▶ [PROBLEM TO WORK ON]: Return all lines from the listing below in which the string "grade" occurs.

▶ [RECORDS FOR THE EXERCISE]:
^^^^^^^^
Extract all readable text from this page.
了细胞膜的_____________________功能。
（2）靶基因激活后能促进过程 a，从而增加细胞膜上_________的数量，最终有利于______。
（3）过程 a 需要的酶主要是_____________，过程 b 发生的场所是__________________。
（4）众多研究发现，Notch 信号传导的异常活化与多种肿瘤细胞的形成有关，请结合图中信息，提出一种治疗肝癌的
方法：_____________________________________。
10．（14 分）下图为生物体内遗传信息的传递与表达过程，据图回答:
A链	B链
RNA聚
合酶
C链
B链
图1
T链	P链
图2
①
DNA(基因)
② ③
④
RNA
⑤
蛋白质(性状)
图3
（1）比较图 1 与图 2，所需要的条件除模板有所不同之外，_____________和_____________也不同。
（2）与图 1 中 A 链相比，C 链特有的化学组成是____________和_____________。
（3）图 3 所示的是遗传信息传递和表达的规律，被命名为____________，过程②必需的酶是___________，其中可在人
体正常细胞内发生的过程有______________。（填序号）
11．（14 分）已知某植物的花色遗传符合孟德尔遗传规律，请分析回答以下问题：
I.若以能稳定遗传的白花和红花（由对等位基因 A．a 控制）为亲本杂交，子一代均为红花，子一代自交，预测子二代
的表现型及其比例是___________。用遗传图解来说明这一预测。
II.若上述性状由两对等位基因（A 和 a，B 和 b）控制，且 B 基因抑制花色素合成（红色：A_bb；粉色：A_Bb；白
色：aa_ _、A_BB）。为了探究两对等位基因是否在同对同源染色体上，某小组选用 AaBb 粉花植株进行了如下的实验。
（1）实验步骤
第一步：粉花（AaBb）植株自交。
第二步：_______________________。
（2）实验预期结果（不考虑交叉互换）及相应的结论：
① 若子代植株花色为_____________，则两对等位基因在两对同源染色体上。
^^^^^^^^
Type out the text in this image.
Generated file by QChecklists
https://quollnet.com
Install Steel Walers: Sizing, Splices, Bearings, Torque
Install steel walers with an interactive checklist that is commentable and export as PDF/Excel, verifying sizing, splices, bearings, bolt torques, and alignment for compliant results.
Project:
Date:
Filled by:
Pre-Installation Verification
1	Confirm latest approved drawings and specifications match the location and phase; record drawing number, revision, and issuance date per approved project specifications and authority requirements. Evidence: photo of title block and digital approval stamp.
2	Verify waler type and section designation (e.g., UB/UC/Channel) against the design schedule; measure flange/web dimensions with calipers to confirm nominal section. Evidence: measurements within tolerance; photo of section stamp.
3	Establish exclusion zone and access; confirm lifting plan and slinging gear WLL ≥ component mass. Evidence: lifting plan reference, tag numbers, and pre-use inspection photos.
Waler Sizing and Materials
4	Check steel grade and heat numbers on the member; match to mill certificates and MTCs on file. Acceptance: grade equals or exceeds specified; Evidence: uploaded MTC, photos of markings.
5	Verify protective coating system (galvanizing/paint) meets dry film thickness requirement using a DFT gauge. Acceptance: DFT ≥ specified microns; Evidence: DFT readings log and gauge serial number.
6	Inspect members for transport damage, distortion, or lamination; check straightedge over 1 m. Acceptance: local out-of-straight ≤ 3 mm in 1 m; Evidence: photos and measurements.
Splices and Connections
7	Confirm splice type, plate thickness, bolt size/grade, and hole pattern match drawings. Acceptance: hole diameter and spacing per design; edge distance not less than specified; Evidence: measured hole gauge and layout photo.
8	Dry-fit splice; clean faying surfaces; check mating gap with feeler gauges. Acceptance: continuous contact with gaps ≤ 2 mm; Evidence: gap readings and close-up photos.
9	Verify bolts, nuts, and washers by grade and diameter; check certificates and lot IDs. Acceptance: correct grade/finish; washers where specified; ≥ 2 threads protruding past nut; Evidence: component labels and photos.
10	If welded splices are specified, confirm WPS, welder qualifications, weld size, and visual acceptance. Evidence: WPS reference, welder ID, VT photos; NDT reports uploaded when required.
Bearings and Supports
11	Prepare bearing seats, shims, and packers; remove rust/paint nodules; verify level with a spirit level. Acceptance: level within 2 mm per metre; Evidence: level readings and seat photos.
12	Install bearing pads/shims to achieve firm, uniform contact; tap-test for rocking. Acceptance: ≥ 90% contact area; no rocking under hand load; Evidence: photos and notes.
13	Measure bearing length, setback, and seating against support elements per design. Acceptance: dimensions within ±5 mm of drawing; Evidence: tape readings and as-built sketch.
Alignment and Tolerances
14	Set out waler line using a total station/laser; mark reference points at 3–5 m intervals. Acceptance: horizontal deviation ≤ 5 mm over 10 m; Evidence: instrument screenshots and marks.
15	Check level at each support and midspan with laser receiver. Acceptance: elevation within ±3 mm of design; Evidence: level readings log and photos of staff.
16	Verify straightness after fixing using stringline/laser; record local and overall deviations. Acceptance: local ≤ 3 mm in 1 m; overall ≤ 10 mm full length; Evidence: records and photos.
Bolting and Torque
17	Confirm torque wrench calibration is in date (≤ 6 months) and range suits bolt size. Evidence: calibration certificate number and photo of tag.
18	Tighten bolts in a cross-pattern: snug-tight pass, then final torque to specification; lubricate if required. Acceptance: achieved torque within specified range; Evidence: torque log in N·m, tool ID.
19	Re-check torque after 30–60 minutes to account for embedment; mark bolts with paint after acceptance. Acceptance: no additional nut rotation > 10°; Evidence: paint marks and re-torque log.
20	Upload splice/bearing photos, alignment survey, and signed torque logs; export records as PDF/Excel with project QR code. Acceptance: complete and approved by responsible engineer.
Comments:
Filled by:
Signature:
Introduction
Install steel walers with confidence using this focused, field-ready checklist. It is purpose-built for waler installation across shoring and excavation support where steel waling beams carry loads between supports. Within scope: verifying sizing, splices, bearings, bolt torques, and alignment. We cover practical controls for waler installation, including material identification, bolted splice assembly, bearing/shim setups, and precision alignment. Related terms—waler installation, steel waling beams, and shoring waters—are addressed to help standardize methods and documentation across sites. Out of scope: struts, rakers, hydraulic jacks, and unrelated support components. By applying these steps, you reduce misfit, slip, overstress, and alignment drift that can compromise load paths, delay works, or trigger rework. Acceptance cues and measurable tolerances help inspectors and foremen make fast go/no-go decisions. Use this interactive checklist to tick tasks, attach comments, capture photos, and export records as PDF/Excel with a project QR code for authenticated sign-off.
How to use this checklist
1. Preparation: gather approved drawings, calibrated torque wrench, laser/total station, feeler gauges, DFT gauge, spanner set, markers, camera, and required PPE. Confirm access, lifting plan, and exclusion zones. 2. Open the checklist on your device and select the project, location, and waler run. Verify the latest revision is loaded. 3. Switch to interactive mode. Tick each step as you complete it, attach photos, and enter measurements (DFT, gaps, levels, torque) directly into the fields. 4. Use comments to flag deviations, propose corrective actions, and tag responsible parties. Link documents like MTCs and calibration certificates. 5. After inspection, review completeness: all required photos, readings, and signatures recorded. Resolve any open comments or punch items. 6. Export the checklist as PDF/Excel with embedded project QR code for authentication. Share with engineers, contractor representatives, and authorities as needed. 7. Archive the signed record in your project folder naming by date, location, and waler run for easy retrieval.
^^^^^^^^
▶ [FULL SOLUTION]:
4	Check steel grade and heat numbers on the member; match to mill certificates and MTCs on file. Acceptance: grade equals or exceeds specified; Evidence: uploaded MTC, photos of markings.
7	Confirm splice type, plate thickness, bolt size/grade, and hole pattern match drawings. Acceptance: hole diameter and spacing per design; edge distance not less than specified; Evidence: measured hole gauge and layout photo.
9	Verify bolts, nuts, and washers by grade and diameter; check certificates and lot IDs. Acceptance: correct grade/finish; washers where specified; ≥ 2 threads protruding past nut; Evidence: component labels and photos.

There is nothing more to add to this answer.